GIVEN REQUEST:
Every record here should be printed again exactly.

Entries from a dataset:
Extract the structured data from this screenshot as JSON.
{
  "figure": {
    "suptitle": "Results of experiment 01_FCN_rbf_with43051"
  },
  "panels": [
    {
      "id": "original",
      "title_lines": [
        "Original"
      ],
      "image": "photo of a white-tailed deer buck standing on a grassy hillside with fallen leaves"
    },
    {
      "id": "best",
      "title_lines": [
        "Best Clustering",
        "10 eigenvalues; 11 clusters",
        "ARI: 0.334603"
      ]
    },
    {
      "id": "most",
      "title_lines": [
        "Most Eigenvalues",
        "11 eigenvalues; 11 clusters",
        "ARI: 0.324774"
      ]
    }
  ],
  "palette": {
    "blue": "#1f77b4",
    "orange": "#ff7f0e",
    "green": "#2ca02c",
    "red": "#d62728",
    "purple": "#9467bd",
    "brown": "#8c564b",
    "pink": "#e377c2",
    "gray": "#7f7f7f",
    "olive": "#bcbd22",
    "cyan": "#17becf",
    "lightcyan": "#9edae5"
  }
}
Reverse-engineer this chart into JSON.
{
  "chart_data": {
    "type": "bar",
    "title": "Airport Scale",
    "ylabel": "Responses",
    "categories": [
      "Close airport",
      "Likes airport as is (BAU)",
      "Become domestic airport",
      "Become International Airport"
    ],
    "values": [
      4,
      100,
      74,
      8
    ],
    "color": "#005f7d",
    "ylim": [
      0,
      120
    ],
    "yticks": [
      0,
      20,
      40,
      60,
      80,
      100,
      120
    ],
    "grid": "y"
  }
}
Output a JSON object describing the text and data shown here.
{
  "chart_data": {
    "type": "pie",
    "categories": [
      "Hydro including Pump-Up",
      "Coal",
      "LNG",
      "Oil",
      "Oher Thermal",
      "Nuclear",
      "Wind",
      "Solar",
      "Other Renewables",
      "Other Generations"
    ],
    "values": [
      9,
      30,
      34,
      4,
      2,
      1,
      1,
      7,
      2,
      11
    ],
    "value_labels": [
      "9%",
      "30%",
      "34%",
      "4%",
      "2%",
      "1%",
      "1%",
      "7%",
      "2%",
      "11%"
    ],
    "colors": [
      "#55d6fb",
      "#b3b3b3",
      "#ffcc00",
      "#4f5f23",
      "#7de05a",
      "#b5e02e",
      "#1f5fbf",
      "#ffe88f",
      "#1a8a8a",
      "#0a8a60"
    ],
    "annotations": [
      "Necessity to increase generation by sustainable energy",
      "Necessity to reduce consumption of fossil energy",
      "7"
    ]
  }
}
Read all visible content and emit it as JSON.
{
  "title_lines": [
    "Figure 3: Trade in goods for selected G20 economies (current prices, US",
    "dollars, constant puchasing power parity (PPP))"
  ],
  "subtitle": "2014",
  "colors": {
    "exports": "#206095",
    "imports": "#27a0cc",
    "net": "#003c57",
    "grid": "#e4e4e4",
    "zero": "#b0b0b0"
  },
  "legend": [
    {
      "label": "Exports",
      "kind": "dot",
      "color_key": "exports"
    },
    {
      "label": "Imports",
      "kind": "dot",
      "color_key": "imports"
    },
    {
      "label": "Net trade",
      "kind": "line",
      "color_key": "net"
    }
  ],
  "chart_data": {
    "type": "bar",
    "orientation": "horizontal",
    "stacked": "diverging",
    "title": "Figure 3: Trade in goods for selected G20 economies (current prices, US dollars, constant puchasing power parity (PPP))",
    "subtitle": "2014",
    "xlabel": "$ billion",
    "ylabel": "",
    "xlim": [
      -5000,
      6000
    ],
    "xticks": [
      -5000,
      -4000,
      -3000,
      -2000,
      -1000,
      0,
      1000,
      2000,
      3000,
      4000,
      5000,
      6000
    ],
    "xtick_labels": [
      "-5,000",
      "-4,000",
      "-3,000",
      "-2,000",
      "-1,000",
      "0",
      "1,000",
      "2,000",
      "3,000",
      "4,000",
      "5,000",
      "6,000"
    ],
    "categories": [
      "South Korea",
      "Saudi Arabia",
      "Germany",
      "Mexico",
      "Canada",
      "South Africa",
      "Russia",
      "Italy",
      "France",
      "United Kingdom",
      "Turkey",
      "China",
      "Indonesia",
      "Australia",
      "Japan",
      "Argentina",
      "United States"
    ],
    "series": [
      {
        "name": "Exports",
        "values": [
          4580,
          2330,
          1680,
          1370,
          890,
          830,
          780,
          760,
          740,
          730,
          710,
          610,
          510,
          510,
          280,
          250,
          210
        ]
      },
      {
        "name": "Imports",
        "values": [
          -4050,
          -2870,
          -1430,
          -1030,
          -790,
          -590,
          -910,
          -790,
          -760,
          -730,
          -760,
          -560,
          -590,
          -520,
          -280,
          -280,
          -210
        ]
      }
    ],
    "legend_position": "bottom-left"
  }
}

EXERCISE ANSWER:
Extract the structured data from this screenshot as JSON.
{
  "figure": {
    "suptitle": "Results of experiment 01_FCN_rbf_with43051"
  },
  "panels": [
    {
      "id": "original",
      "title_lines": [
        "Original"
      ],
      "image": "photo of a white-tailed deer buck standing on a grassy hillside with fallen leaves"
    },
    {
      "id": "best",
      "title_lines": [
        "Best Clustering",
        "10 eigenvalues; 11 clusters",
        "ARI: 0.334603"
      ]
    },
    {
      "id": "most",
      "title_lines": [
        "Most Eigenvalues",
        "11 eigenvalues; 11 clusters",
        "ARI: 0.324774"
      ]
    }
  ],
  "palette": {
    "blue": "#1f77b4",
    "orange": "#ff7f0e",
    "green": "#2ca02c",
    "red": "#d62728",
    "purple": "#9467bd",
    "brown": "#8c564b",
    "pink": "#e377c2",
    "gray": "#7f7f7f",
    "olive": "#bcbd22",
    "cyan": "#17becf",
    "lightcyan": "#9edae5"
  }
}
Reverse-engineer this chart into JSON.
{
  "chart_data": {
    "type": "bar",
    "title": "Airport Scale",
    "ylabel": "Responses",
    "categories": [
      "Close airport",
      "Likes airport as is (BAU)",
      "Become domestic airport",
      "Become International Airport"
    ],
    "values": [
      4,
      100,
      74,
      8
    ],
    "color": "#005f7d",
    "ylim": [
      0,
      120
    ],
    "yticks": [
      0,
      20,
      40,
      60,
      80,
      100,
      120
    ],
    "grid": "y"
  }
}
Output a JSON object describing the text and data shown here.
{
  "chart_data": {
    "type": "pie",
    "categories": [
      "Hydro including Pump-Up",
      "Coal",
      "LNG",
      "Oil",
      "Oher Thermal",
      "Nuclear",
      "Wind",
      "Solar",
      "Other Renewables",
      "Other Generations"
    ],
    "values": [
      9,
      30,
      34,
      4,
      2,
      1,
      1,
      7,
      2,
      11
    ],
    "value_labels": [
      "9%",
      "30%",
      "34%",
      "4%",
      "2%",
      "1%",
      "1%",
      "7%",
      "2%",
      "11%"
    ],
    "colors": [
      "#55d6fb",
      "#b3b3b3",
      "#ffcc00",
      "#4f5f23",
      "#7de05a",
      "#b5e02e",
      "#1f5fbf",
      "#ffe88f",
      "#1a8a8a",
      "#0a8a60"
    ],
    "annotations": [
      "Necessity to increase generation by sustainable energy",
      "Necessity to reduce consumption of fossil energy",
      "7"
    ]
  }
}
Read all visible content and emit it as JSON.
{
  "title_lines": [
    "Figure 3: Trade in goods for selected G20 economies (current prices, US",
    "dollars, constant puchasing power parity (PPP))"
  ],
  "subtitle": "2014",
  "colors": {
    "exports": "#206095",
    "imports": "#27a0cc",
    "net": "#003c57",
    "grid": "#e4e4e4",
    "zero": "#b0b0b0"
  },
  "legend": [
    {
      "label": "Exports",
      "kind": "dot",
      "color_key": "exports"
    },
    {
      "label": "Imports",
      "kind": "dot",
      "color_key": "imports"
    },
    {
      "label": "Net trade",
      "kind": "line",
      "color_key": "net"
    }
  ],
  "chart_data": {
    "type": "bar",
    "orientation": "horizontal",
    "stacked": "diverging",
    "title": "Figure 3: Trade in goods for selected G20 economies (current prices, US dollars, constant puchasing power parity (PPP))",
    "subtitle": "2014",
    "xlabel": "$ billion",
    "ylabel": "",
    "xlim": [
      -5000,
      6000
    ],
    "xticks": [
      -5000,
      -4000,
      -3000,
      -2000,
      -1000,
      0,
      1000,
      2000,
      3000,
      4000,
      5000,
      6000
    ],
    "xtick_labels": [
      "-5,000",
      "-4,000",
      "-3,000",
      "-2,000",
      "-1,000",
      "0",
      "1,000",
      "2,000",
      "3,000",
      "4,000",
      "5,000",
      "6,000"
    ],
    "categories": [
      "South Korea",
      "Saudi Arabia",
      "Germany",
      "Mexico",
      "Canada",
      "South Africa",
      "Russia",
      "Italy",
      "France",
      "United Kingdom",
      "Turkey",
      "China",
      "Indonesia",
      "Australia",
      "Japan",
      "Argentina",
      "United States"
    ],
    "series": [
      {
        "name": "Exports",
        "values": [
          4580,
          2330,
          1680,
          1370,
          890,
          830,
          780,
          760,
          740,
          730,
          710,
          610,
          510,
          510,
          280,
          250,
          210
        ]
      },
      {
        "name": "Imports",
        "values": [
          -4050,
          -2870,
          -1430,
          -1030,
          -790,
          -590,
          -910,
          -790,
          -760,
          -730,
          -760,
          -560,
          -590,
          -520,
          -280,
          -280,
          -210
        ]
      }
    ],
    "legend_position": "bottom-left"
  }
}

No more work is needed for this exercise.